▶ Set task
Pick out the lines below that include the string "Федерацию".

[Collected data]
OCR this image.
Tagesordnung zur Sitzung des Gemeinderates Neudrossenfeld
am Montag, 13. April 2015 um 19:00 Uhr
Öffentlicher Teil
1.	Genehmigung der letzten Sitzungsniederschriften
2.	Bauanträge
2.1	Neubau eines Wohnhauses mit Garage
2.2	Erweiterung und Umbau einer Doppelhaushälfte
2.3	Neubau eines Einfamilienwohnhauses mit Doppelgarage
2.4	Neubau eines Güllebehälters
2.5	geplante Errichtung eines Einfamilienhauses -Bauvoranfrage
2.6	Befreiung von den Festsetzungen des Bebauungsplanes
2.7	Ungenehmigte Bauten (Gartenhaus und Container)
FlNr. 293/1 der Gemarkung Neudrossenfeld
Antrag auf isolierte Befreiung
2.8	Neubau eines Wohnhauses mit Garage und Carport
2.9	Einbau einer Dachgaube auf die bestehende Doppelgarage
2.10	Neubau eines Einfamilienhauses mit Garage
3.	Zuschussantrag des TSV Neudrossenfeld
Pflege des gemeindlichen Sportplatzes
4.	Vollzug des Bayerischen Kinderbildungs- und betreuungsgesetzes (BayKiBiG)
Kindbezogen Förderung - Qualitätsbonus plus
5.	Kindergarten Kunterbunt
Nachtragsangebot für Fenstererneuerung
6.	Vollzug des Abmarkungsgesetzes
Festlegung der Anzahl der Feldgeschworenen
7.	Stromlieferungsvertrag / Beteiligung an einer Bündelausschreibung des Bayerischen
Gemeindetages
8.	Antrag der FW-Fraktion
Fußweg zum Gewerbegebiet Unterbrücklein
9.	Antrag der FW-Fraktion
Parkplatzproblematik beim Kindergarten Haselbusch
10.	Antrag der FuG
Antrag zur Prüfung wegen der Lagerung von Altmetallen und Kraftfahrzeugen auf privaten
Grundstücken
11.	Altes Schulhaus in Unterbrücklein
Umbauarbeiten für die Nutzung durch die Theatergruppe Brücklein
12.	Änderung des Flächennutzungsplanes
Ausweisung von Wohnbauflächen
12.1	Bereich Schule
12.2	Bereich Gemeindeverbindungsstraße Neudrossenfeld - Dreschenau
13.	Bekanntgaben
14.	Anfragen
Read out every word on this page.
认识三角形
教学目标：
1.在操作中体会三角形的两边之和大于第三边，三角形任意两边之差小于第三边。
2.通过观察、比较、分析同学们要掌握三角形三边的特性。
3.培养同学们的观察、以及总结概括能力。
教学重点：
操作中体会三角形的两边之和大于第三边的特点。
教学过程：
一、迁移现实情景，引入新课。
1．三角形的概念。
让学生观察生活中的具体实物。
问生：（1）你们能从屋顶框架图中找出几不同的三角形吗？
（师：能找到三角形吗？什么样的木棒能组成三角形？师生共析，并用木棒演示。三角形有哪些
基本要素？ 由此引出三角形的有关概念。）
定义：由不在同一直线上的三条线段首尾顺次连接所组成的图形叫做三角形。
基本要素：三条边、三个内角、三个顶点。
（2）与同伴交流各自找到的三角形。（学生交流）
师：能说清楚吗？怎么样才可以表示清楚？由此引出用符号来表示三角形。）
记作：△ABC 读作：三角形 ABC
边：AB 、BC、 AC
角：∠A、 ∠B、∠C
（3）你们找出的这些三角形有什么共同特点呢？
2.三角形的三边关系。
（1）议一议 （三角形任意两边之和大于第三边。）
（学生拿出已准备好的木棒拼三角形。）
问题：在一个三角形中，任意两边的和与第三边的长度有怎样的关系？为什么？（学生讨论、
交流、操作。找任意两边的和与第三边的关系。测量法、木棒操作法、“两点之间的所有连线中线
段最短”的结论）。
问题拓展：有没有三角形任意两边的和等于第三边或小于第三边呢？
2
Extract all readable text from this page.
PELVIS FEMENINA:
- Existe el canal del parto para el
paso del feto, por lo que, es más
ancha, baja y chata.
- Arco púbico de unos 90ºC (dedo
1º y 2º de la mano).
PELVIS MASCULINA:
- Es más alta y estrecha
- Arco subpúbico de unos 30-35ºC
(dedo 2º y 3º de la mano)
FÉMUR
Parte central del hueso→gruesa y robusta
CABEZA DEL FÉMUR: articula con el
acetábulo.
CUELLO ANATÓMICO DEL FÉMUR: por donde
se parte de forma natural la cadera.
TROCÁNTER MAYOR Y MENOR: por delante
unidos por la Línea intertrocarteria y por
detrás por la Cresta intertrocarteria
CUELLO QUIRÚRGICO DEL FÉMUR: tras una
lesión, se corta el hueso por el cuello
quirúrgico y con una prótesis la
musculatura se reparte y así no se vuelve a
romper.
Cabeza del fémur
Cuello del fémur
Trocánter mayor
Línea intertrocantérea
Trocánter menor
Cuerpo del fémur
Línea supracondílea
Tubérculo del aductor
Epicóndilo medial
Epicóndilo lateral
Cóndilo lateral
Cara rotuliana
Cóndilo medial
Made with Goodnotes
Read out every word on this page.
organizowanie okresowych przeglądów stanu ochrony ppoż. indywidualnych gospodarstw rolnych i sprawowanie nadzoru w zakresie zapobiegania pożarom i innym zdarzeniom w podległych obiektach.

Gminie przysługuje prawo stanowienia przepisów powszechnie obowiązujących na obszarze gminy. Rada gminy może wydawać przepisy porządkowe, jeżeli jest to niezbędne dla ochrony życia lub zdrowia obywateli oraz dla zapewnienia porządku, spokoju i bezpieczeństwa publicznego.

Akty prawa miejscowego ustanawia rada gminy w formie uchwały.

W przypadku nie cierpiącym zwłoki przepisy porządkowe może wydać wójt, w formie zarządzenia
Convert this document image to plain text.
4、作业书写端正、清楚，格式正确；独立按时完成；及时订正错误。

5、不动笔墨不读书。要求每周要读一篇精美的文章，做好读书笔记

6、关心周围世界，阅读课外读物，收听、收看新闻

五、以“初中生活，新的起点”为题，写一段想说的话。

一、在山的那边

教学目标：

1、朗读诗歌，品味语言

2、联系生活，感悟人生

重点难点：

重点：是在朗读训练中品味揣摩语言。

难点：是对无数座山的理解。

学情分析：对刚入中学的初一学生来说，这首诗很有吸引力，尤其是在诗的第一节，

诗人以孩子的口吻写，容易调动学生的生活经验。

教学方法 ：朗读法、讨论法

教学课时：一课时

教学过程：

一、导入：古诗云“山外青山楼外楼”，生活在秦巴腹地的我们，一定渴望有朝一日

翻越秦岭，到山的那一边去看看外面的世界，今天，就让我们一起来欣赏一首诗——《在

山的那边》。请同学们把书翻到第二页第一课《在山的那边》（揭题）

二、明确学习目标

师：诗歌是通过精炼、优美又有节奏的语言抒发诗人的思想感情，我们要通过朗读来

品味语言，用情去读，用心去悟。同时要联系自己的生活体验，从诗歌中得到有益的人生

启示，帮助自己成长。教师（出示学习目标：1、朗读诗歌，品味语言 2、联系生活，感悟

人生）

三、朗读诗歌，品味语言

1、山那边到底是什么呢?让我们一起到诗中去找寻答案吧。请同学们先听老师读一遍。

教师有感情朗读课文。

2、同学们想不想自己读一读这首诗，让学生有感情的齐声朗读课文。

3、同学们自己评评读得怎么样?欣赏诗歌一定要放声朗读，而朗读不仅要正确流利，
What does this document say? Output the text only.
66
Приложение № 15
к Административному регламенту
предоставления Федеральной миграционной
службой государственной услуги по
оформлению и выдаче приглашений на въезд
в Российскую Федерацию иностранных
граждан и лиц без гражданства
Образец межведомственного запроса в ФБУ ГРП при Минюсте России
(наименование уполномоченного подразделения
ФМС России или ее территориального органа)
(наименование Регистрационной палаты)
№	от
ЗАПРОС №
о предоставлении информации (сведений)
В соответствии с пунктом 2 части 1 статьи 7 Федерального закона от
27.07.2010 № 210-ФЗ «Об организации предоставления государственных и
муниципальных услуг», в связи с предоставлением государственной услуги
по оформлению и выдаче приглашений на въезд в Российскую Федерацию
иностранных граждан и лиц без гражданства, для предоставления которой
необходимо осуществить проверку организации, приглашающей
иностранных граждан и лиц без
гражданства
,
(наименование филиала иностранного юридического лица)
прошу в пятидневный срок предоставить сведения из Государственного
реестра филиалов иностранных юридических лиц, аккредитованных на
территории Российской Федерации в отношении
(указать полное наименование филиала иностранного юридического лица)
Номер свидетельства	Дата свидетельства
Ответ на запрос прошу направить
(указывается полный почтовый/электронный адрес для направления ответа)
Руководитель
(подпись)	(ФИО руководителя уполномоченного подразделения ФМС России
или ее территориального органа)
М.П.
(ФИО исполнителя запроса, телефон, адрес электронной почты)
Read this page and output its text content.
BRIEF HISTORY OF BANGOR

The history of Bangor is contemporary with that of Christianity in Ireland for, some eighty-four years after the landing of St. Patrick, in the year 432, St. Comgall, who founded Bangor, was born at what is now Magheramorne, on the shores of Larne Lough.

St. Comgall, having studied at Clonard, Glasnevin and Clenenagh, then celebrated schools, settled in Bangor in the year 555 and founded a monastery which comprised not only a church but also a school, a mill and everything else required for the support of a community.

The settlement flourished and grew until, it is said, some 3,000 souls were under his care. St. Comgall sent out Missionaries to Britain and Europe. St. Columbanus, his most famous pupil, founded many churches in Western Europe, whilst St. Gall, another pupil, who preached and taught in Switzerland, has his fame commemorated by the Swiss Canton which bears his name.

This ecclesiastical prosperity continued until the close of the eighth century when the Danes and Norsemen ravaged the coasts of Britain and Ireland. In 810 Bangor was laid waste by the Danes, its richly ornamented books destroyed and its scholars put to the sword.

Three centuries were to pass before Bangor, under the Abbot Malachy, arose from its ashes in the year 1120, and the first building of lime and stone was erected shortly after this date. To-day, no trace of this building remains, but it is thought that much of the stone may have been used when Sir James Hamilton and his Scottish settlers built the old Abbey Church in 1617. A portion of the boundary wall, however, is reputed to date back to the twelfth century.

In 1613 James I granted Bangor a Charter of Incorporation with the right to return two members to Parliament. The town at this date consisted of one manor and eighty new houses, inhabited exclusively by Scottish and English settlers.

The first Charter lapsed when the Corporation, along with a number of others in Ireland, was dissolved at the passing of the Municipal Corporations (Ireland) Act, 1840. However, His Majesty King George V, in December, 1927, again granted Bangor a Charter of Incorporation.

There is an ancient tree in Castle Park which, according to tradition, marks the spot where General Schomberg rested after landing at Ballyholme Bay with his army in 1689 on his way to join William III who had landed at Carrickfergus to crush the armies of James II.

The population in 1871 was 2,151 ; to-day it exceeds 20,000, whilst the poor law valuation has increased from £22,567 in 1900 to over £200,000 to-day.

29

▶ Written answer
в Российскую Федерацию иностранных
по оформлению и выдаче приглашений на въезд в Российскую Федерацию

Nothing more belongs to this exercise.